Say how many lines include the word "this", using only a number.

▸ **DATASET**:

>>>>>

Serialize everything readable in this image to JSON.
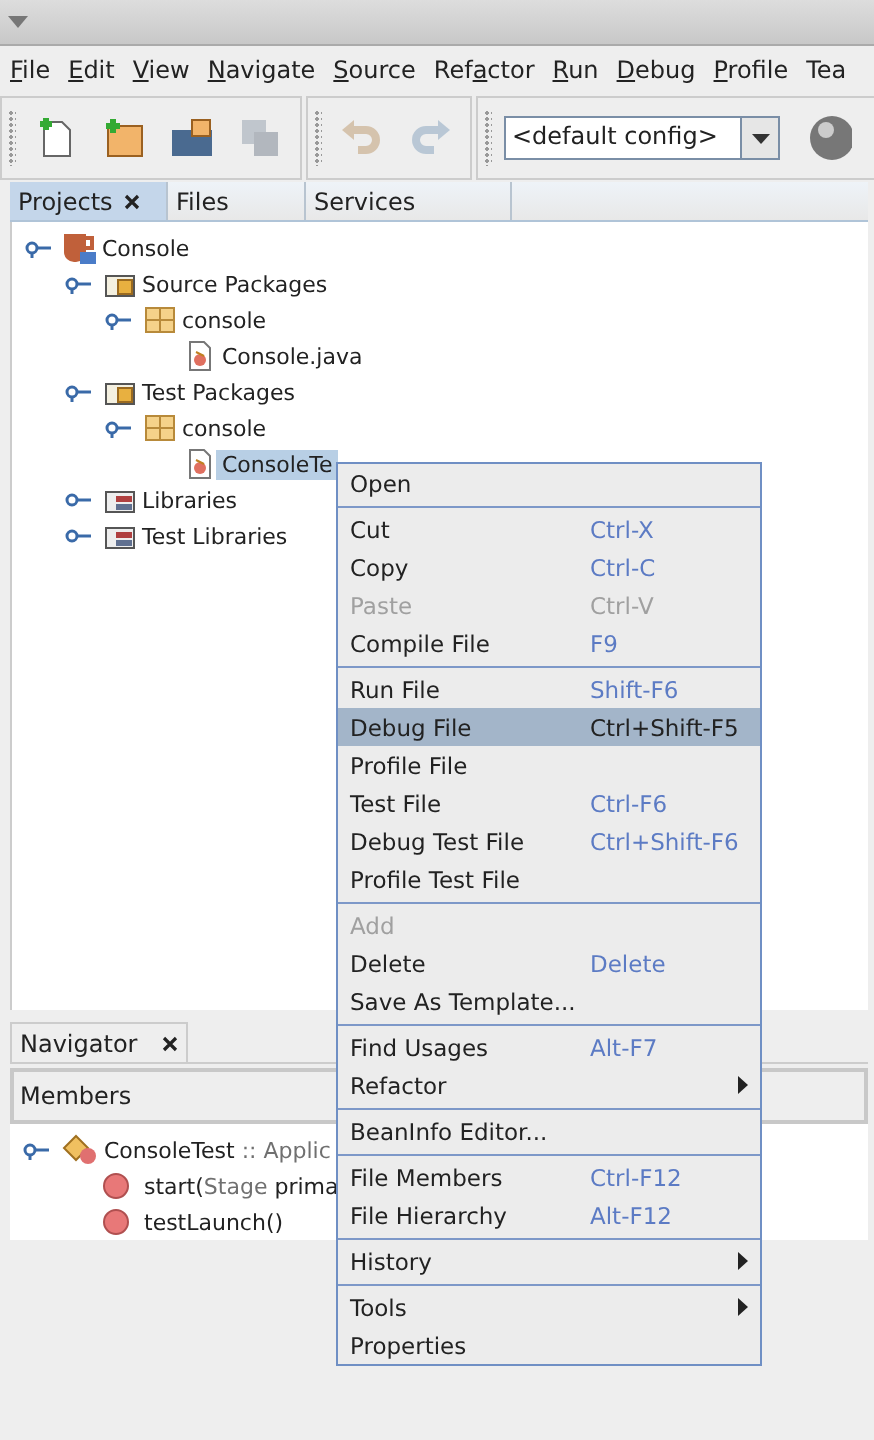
{
  "menubar": [
    {
      "label": "File"
    },
    {
      "label": "Edit"
    },
    {
      "label": "View"
    },
    {
      "label": "Navigate"
    },
    {
      "label": "Source"
    },
    {
      "label": "Refactor"
    },
    {
      "label": "Run"
    },
    {
      "label": "Debug"
    },
    {
      "label": "Profile"
    },
    {
      "label": "Tea"
    }
  ],
  "toolbar": {
    "buttons": [
      {
        "kind": "new-file",
        "disabled": false
      },
      {
        "kind": "new-project",
        "disabled": false
      },
      {
        "kind": "open-project",
        "disabled": false
      },
      {
        "kind": "save-all",
        "disabled": true
      },
      {
        "kind": "undo",
        "disabled": true
      },
      {
        "kind": "redo",
        "disabled": true
      }
    ],
    "config": "<default config>"
  },
  "tabs": [
    {
      "label": "Projects",
      "selected": true,
      "closable": true
    },
    {
      "label": "Files",
      "selected": false,
      "closable": false
    },
    {
      "label": "Services",
      "selected": false,
      "closable": false
    }
  ],
  "tree": [
    {
      "label": "Console",
      "kind": "project",
      "expanded": true,
      "selected": false,
      "children": [
        {
          "label": "Source Packages",
          "kind": "source-root",
          "expanded": true,
          "selected": false,
          "children": [
            {
              "label": "console",
              "kind": "package",
              "expanded": true,
              "selected": false,
              "children": [
                {
                  "label": "Console.java",
                  "kind": "java",
                  "selected": false
                }
              ]
            }
          ]
        },
        {
          "label": "Test Packages",
          "kind": "source-root",
          "expanded": true,
          "selected": false,
          "children": [
            {
              "label": "console",
              "kind": "package",
              "expanded": true,
              "selected": false,
              "children": [
                {
                  "label": "ConsoleTe",
                  "kind": "java",
                  "selected": true
                }
              ]
            }
          ]
        },
        {
          "label": "Libraries",
          "kind": "library",
          "expanded": false,
          "selected": false
        },
        {
          "label": "Test Libraries",
          "kind": "library",
          "expanded": false,
          "selected": false
        }
      ]
    }
  ],
  "navigator": {
    "tab": "Navigator",
    "filter": "Members",
    "root": {
      "name": "ConsoleTest",
      "type": " :: Applic",
      "children": [
        {
          "name": "start(",
          "param": "Stage",
          "rest": " prima"
        },
        {
          "name": "testLaunch()"
        }
      ]
    }
  },
  "context_menu": [
    [
      {
        "label": "Open",
        "disabled": false,
        "selected": false
      }
    ],
    [
      {
        "label": "Cut",
        "shortcut": "Ctrl-X",
        "disabled": false,
        "selected": false
      },
      {
        "label": "Copy",
        "shortcut": "Ctrl-C",
        "disabled": false,
        "selected": false
      },
      {
        "label": "Paste",
        "shortcut": "Ctrl-V",
        "disabled": true,
        "selected": false
      },
      {
        "label": "Compile File",
        "shortcut": "F9",
        "disabled": false,
        "selected": false
      }
    ],
    [
      {
        "label": "Run File",
        "shortcut": "Shift-F6",
        "disabled": false,
        "selected": false
      },
      {
        "label": "Debug File",
        "shortcut": "Ctrl+Shift-F5",
        "disabled": false,
        "selected": true
      },
      {
        "label": "Profile File",
        "disabled": false,
        "selected": false
      },
      {
        "label": "Test File",
        "shortcut": "Ctrl-F6",
        "disabled": false,
        "selected": false
      },
      {
        "label": "Debug Test File",
        "shortcut": "Ctrl+Shift-F6",
        "disabled": false,
        "selected": false
      },
      {
        "label": "Profile Test File",
        "disabled": false,
        "selected": false
      }
    ],
    [
      {
        "label": "Add",
        "disabled": true,
        "selected": false
      },
      {
        "label": "Delete",
        "shortcut": "Delete",
        "disabled": false,
        "selected": false
      },
      {
        "label": "Save As Template...",
        "disabled": false,
        "selected": false
      }
    ],
    [
      {
        "label": "Find Usages",
        "shortcut": "Alt-F7",
        "disabled": false,
        "selected": false
      },
      {
        "label": "Refactor",
        "submenu": true,
        "disabled": false,
        "selected": false
      }
    ],
    [
      {
        "label": "BeanInfo Editor...",
        "disabled": false,
        "selected": false
      }
    ],
    [
      {
        "label": "File Members",
        "shortcut": "Ctrl-F12",
        "disabled": false,
        "selected": false
      },
      {
        "label": "File Hierarchy",
        "shortcut": "Alt-F12",
        "disabled": false,
        "selected": false
      }
    ],
    [
      {
        "label": "History",
        "submenu": true,
        "disabled": false,
        "selected": false
      }
    ],
    [
      {
        "label": "Tools",
        "submenu": true,
        "disabled": false,
        "selected": false
      },
      {
        "label": "Properties",
        "disabled": false,
        "selected": false
      }
    ]
  ]
}
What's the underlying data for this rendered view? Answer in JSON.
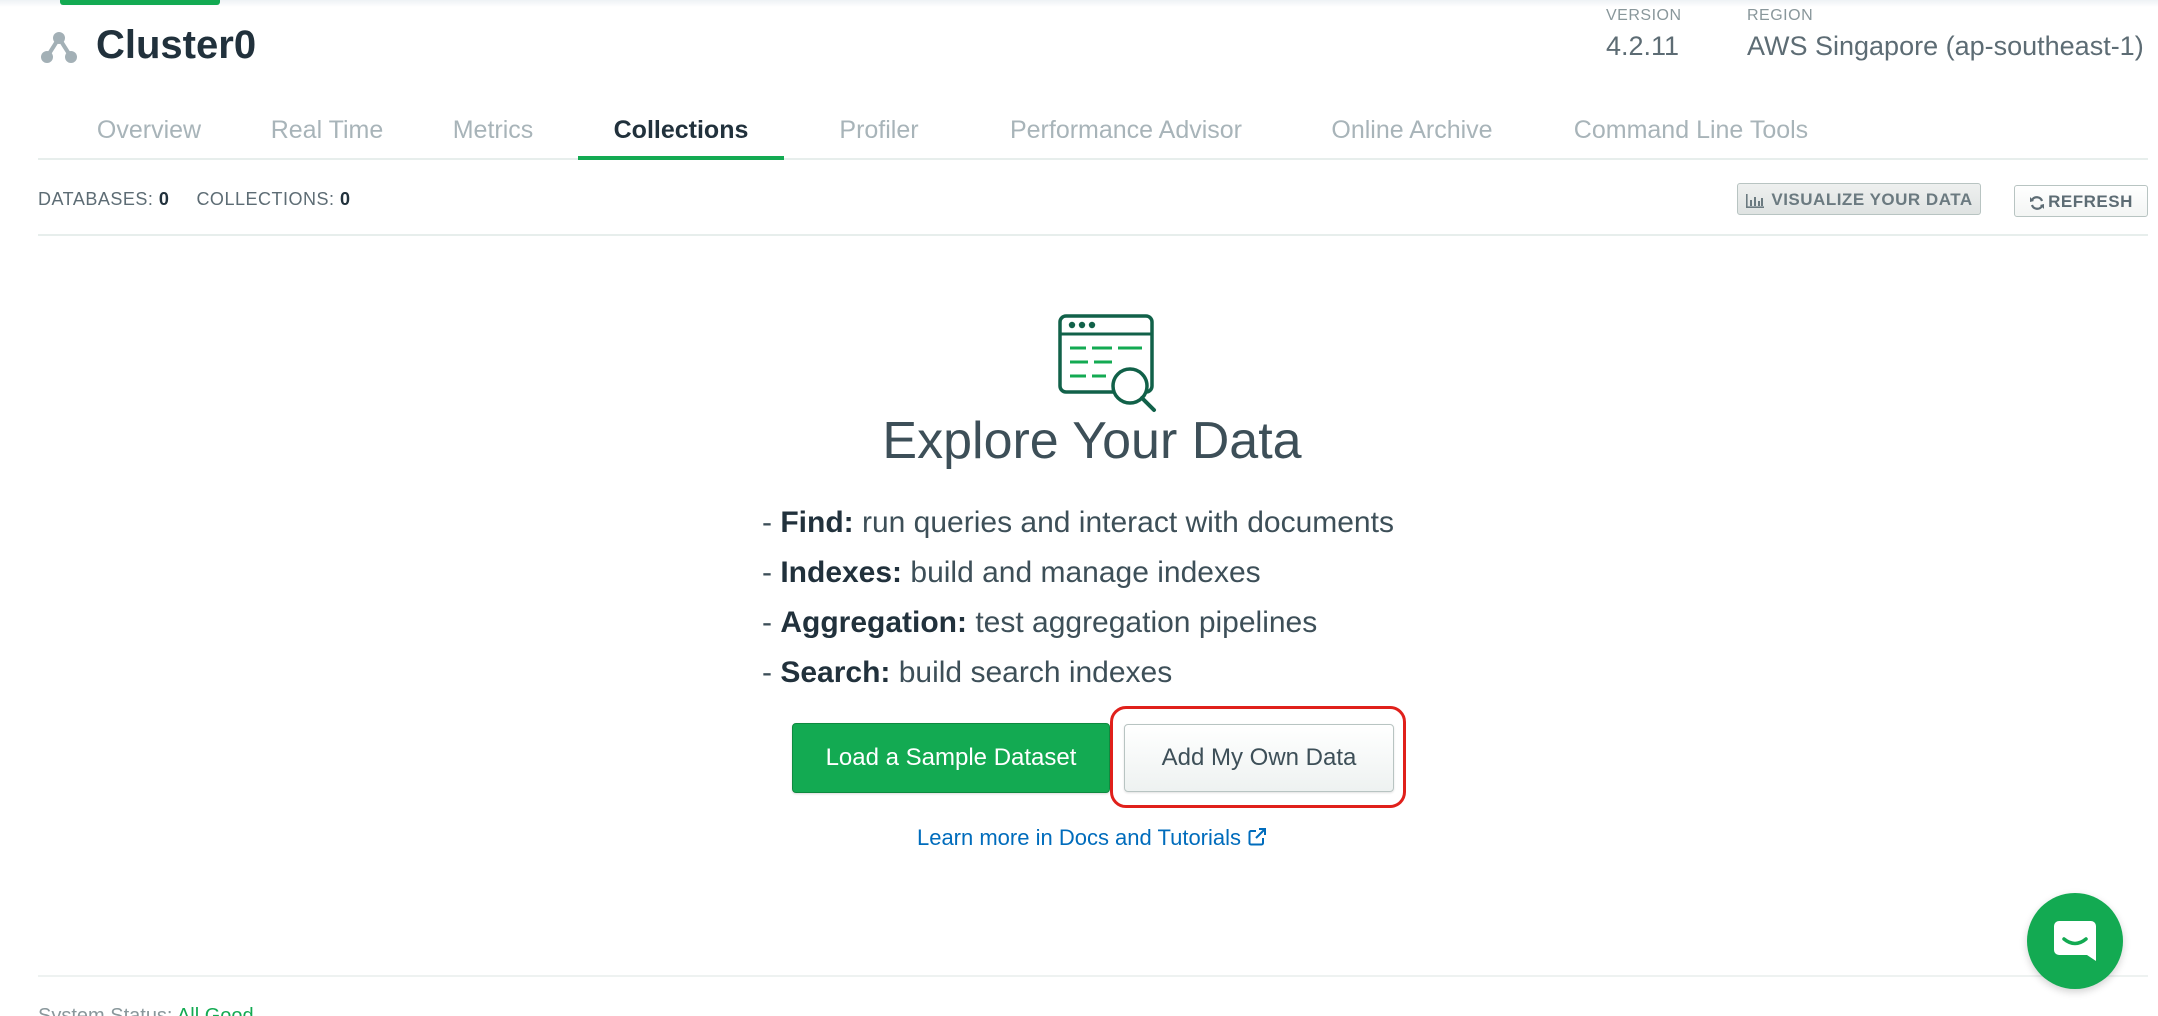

<<<<<

▸ **TASK RESPONSE**:
2